**YOUR ASSIGNMENT**
Read the data and repeat it in full, exactly.

**THE INPUT**
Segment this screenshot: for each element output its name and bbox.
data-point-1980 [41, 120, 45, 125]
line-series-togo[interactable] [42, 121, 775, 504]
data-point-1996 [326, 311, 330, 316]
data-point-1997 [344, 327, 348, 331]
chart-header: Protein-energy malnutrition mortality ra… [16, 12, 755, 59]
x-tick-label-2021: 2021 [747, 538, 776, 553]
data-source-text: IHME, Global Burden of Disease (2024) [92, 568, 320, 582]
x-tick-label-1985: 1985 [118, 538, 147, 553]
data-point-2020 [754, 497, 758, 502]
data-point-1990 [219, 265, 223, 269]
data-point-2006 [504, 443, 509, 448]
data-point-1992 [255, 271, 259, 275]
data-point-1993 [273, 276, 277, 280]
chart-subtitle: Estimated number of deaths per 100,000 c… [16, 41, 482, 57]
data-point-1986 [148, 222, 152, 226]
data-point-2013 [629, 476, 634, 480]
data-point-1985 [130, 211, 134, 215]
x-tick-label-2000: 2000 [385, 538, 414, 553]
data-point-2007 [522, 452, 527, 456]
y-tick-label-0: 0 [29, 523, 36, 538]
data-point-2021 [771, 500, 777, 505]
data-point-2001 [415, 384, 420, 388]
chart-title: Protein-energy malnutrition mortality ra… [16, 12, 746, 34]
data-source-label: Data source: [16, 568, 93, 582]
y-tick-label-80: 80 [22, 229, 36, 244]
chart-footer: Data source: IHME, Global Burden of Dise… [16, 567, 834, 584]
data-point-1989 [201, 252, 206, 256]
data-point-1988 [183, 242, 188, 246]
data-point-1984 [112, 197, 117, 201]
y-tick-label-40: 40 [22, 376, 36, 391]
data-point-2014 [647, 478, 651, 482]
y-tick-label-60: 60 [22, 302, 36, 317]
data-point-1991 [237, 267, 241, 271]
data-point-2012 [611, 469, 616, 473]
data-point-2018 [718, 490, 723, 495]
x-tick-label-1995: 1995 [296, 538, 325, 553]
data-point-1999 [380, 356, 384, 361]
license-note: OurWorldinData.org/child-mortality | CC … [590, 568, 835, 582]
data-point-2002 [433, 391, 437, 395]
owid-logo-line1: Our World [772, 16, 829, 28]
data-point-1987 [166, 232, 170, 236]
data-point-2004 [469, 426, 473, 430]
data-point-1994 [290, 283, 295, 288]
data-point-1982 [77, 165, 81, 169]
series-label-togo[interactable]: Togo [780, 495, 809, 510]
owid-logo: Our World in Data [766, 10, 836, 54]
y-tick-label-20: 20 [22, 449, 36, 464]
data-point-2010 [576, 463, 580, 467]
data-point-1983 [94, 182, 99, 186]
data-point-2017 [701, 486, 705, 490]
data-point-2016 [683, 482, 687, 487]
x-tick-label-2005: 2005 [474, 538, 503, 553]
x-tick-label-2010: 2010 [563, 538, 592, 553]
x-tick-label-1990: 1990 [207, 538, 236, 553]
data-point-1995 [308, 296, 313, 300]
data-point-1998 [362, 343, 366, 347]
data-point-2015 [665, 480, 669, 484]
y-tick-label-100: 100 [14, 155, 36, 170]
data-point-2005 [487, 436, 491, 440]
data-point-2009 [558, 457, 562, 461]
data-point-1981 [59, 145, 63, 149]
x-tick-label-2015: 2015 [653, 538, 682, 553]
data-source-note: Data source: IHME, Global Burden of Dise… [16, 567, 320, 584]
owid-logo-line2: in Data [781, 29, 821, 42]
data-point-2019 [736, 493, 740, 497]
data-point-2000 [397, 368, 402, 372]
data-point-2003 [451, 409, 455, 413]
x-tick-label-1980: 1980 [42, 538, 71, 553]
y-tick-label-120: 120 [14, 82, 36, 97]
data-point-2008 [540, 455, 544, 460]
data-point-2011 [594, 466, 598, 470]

**RESULT OF THE EXERCISE**
Segment this screenshot: for each element output its name and bbox.
data-point-1980 [41, 120, 45, 125]
line-series-togo[interactable] [42, 121, 775, 504]
data-point-1996 [326, 311, 330, 316]
data-point-1997 [344, 327, 348, 331]
chart-header: Protein-energy malnutrition mortality ra… [16, 12, 755, 59]
x-tick-label-2021: 2021 [747, 538, 776, 553]
data-source-text: IHME, Global Burden of Disease (2024) [92, 568, 320, 582]
x-tick-label-1985: 1985 [118, 538, 147, 553]
data-point-2020 [754, 497, 758, 502]
data-point-1990 [219, 265, 223, 269]
data-point-2006 [504, 443, 509, 448]
data-point-1992 [255, 271, 259, 275]
data-point-1993 [273, 276, 277, 280]
chart-subtitle: Estimated number of deaths per 100,000 c… [16, 41, 482, 57]
data-point-1986 [148, 222, 152, 226]
data-point-2013 [629, 476, 634, 480]
data-point-1985 [130, 211, 134, 215]
x-tick-label-2000: 2000 [385, 538, 414, 553]
data-point-2007 [522, 452, 527, 456]
y-tick-label-0: 0 [29, 523, 36, 538]
data-point-2021 [771, 500, 777, 505]
data-point-2001 [415, 384, 420, 388]
chart-title: Protein-energy malnutrition mortality ra… [16, 12, 746, 34]
data-source-label: Data source: [16, 568, 93, 582]
y-tick-label-80: 80 [22, 229, 36, 244]
chart-footer: Data source: IHME, Global Burden of Dise… [16, 567, 834, 584]
data-point-1989 [201, 252, 206, 256]
data-point-1988 [183, 242, 188, 246]
data-point-1984 [112, 197, 117, 201]
y-tick-label-40: 40 [22, 376, 36, 391]
data-point-2014 [647, 478, 651, 482]
y-tick-label-60: 60 [22, 302, 36, 317]
data-point-1991 [237, 267, 241, 271]
data-point-2012 [611, 469, 616, 473]
data-point-2018 [718, 490, 723, 495]
x-tick-label-1995: 1995 [296, 538, 325, 553]
data-point-1999 [380, 356, 384, 361]
license-note: OurWorldinData.org/child-mortality | CC … [590, 568, 835, 582]
data-point-2002 [433, 391, 437, 395]
owid-logo-line1: Our World [772, 16, 829, 28]
data-point-1987 [166, 232, 170, 236]
data-point-2004 [469, 426, 473, 430]
data-point-1994 [290, 283, 295, 288]
data-point-1982 [77, 165, 81, 169]
series-label-togo[interactable]: Togo [780, 495, 809, 510]
owid-logo: Our World in Data [766, 10, 836, 54]
y-tick-label-20: 20 [22, 449, 36, 464]
data-point-2010 [576, 463, 580, 467]
data-point-1983 [94, 182, 99, 186]
data-point-2017 [701, 486, 705, 490]
data-point-2016 [683, 482, 687, 487]
x-tick-label-2005: 2005 [474, 538, 503, 553]
x-tick-label-2010: 2010 [563, 538, 592, 553]
x-tick-label-1990: 1990 [207, 538, 236, 553]
data-point-1995 [308, 296, 313, 300]
data-point-1998 [362, 343, 366, 347]
data-point-2015 [665, 480, 669, 484]
y-tick-label-100: 100 [14, 155, 36, 170]
data-point-2005 [487, 436, 491, 440]
data-point-2009 [558, 457, 562, 461]
data-point-1981 [59, 145, 63, 149]
x-tick-label-2015: 2015 [653, 538, 682, 553]
data-source-note: Data source: IHME, Global Burden of Dise… [16, 567, 320, 584]
owid-logo-line2: in Data [781, 29, 821, 42]
data-point-2019 [736, 493, 740, 497]
data-point-2000 [397, 368, 402, 372]
data-point-2003 [451, 409, 455, 413]
x-tick-label-1980: 1980 [42, 538, 71, 553]
y-tick-label-120: 120 [14, 82, 36, 97]
data-point-2008 [540, 455, 544, 460]
data-point-2011 [594, 466, 598, 470]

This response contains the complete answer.